What the task asks: Scan the entries for the string "engaged" and give the number of lines that have it, nothing further.

Dataset extract:
>> start
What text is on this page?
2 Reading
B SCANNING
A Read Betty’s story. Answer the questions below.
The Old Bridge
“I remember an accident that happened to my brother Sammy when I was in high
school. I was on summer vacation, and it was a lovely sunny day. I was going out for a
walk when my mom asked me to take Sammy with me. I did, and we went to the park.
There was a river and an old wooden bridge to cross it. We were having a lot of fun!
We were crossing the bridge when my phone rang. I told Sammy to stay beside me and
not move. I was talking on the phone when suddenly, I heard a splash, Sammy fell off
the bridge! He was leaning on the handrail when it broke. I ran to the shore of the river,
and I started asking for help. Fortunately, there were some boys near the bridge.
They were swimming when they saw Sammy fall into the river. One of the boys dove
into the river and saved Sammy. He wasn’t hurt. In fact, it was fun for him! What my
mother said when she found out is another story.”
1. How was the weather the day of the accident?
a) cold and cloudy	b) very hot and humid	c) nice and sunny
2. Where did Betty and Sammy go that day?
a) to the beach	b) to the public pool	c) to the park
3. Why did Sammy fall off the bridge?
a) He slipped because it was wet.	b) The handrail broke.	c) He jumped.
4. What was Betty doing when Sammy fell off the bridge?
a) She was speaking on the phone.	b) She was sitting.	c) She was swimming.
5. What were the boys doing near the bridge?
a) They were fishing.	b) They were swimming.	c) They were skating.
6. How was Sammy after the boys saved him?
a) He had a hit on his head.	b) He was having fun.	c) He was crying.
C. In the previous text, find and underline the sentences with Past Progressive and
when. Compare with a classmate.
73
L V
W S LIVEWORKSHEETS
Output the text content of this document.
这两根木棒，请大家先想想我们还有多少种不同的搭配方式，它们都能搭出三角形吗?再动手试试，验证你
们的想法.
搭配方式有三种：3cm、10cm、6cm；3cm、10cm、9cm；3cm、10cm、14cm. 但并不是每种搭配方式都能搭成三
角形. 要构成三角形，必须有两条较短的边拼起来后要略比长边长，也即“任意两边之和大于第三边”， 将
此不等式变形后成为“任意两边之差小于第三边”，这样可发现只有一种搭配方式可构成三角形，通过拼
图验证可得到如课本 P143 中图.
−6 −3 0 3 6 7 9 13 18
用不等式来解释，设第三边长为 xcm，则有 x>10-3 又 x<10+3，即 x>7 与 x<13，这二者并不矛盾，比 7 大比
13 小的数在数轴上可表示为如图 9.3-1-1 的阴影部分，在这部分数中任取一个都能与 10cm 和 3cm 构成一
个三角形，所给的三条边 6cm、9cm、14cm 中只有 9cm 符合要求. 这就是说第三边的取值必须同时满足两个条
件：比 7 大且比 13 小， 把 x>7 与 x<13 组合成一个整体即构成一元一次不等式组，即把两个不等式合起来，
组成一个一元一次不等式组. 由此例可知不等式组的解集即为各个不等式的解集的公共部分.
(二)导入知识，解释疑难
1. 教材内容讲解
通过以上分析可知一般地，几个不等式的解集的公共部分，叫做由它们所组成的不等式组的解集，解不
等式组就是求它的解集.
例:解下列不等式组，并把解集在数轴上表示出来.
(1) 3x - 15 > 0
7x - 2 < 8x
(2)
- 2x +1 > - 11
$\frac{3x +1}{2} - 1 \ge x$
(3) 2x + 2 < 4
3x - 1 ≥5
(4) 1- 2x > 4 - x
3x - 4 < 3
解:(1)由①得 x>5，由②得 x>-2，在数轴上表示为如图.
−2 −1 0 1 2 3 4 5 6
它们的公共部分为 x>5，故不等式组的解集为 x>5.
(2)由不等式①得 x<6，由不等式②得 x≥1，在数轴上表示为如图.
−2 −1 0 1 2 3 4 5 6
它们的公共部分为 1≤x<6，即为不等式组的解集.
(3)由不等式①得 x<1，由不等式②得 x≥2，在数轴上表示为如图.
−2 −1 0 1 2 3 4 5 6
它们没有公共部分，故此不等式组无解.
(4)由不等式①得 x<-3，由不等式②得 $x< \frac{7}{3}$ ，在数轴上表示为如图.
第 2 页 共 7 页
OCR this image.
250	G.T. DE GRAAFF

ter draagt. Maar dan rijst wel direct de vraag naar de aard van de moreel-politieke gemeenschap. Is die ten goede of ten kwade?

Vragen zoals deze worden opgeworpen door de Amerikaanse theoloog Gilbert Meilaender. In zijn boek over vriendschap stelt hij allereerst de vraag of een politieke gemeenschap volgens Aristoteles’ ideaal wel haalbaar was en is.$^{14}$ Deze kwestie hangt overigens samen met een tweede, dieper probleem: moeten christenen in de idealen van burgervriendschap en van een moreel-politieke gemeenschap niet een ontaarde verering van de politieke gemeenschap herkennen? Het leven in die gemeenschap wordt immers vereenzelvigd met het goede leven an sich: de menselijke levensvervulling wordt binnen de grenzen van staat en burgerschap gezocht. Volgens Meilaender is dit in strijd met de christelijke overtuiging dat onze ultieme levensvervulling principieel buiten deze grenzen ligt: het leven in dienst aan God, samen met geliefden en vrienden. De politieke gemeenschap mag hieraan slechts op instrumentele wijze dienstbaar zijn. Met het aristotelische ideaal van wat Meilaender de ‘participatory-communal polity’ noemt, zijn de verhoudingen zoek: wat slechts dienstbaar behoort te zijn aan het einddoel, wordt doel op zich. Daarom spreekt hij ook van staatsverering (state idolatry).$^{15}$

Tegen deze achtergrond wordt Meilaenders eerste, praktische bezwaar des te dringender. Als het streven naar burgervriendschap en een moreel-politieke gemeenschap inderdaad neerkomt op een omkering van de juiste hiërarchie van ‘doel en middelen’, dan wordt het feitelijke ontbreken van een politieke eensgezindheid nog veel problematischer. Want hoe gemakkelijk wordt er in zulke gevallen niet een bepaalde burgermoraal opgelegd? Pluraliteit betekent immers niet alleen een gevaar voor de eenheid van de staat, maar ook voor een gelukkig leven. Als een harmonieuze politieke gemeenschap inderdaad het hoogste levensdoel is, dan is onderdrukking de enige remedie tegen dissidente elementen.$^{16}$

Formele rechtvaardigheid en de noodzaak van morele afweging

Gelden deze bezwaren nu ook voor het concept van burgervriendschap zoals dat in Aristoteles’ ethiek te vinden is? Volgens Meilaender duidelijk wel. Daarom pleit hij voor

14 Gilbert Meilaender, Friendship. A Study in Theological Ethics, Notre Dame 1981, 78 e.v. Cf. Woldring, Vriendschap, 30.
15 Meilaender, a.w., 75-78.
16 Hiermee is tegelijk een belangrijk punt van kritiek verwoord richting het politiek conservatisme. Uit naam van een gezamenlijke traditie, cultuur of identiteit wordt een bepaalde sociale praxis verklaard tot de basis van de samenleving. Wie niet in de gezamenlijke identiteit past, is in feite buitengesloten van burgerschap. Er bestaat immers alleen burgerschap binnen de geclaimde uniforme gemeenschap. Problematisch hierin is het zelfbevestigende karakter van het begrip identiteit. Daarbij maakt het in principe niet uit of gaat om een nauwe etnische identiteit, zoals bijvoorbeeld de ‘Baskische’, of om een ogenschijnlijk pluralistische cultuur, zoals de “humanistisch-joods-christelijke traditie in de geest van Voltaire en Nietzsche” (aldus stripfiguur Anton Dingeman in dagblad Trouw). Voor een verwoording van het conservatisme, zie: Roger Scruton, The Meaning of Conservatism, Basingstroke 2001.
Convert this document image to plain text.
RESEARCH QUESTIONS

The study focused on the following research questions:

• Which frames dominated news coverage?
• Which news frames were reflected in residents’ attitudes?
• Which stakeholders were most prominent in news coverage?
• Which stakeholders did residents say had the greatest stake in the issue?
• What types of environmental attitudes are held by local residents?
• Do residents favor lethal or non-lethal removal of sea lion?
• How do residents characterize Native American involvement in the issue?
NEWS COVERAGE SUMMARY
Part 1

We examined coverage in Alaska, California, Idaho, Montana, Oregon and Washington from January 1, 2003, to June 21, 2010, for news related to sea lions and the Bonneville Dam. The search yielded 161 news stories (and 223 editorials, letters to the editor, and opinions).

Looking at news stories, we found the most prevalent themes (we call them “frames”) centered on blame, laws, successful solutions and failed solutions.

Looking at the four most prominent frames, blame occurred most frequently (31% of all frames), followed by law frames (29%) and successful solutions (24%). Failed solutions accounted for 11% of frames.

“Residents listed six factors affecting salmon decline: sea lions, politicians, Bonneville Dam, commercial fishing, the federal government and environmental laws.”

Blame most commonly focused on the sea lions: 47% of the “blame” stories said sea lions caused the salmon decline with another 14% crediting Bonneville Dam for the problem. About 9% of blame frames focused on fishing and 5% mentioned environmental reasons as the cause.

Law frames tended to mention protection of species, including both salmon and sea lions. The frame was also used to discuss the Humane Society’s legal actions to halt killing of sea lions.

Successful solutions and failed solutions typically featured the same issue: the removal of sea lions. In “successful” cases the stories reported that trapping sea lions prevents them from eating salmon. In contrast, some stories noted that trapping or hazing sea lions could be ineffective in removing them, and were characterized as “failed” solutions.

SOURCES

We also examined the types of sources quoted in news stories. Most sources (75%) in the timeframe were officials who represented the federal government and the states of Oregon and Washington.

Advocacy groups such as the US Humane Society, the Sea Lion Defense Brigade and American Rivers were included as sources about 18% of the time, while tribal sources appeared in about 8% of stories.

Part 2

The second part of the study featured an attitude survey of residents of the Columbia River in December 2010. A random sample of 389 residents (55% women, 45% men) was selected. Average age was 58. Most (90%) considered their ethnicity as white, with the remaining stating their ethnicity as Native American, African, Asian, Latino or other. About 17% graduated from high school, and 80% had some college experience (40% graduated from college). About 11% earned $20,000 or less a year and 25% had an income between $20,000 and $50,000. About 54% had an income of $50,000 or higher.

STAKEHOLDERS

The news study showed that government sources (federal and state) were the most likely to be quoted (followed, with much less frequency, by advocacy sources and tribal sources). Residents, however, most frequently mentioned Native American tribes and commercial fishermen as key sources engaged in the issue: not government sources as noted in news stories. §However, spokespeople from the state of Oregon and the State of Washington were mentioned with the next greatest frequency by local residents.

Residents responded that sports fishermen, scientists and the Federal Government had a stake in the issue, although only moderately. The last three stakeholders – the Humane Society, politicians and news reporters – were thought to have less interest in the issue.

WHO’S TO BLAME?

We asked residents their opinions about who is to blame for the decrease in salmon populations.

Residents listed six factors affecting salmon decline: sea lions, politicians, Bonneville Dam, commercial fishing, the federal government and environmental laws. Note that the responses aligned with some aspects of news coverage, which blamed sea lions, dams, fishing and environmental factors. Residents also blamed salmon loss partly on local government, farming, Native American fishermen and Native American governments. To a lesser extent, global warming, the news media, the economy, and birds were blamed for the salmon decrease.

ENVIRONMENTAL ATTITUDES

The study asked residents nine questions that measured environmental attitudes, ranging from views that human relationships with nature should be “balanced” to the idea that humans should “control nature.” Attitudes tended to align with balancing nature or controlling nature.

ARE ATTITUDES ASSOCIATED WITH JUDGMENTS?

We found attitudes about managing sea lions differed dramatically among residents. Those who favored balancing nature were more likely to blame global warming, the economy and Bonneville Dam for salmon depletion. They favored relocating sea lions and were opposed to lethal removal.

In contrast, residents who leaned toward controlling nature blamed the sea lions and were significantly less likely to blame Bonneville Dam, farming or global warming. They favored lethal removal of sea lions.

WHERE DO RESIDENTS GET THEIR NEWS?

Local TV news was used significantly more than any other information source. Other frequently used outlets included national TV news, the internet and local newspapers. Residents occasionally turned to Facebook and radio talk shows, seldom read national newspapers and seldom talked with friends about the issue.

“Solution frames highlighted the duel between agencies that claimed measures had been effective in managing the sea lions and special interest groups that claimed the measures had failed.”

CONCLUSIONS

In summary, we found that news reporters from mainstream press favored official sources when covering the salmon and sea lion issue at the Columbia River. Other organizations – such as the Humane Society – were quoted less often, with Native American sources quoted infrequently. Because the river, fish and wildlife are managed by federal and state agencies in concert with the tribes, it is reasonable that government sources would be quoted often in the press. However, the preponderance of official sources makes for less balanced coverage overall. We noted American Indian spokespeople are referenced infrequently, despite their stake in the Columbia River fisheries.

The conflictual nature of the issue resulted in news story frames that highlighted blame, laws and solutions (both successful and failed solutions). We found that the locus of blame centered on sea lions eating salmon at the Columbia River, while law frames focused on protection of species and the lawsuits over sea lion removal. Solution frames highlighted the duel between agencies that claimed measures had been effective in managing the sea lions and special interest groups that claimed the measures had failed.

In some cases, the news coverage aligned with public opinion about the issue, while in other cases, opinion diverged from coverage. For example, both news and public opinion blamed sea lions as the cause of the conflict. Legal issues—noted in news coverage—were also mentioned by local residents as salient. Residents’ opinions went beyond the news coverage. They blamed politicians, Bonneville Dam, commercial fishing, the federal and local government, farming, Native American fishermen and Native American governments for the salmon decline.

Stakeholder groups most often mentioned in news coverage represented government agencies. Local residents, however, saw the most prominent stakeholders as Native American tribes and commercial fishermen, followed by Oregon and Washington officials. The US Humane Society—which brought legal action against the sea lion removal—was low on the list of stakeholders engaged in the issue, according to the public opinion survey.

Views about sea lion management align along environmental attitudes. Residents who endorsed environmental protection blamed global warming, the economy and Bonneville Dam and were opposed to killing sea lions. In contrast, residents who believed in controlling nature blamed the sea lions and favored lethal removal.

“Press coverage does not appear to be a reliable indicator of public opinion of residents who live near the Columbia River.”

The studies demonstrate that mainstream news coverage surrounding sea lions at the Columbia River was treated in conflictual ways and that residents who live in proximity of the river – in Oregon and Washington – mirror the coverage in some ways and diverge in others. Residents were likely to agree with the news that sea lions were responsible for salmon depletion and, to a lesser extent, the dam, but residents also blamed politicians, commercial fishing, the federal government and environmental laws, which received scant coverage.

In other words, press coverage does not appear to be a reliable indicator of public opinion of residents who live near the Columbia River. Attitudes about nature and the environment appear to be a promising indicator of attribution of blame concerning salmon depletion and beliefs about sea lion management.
>> end
The answer: 2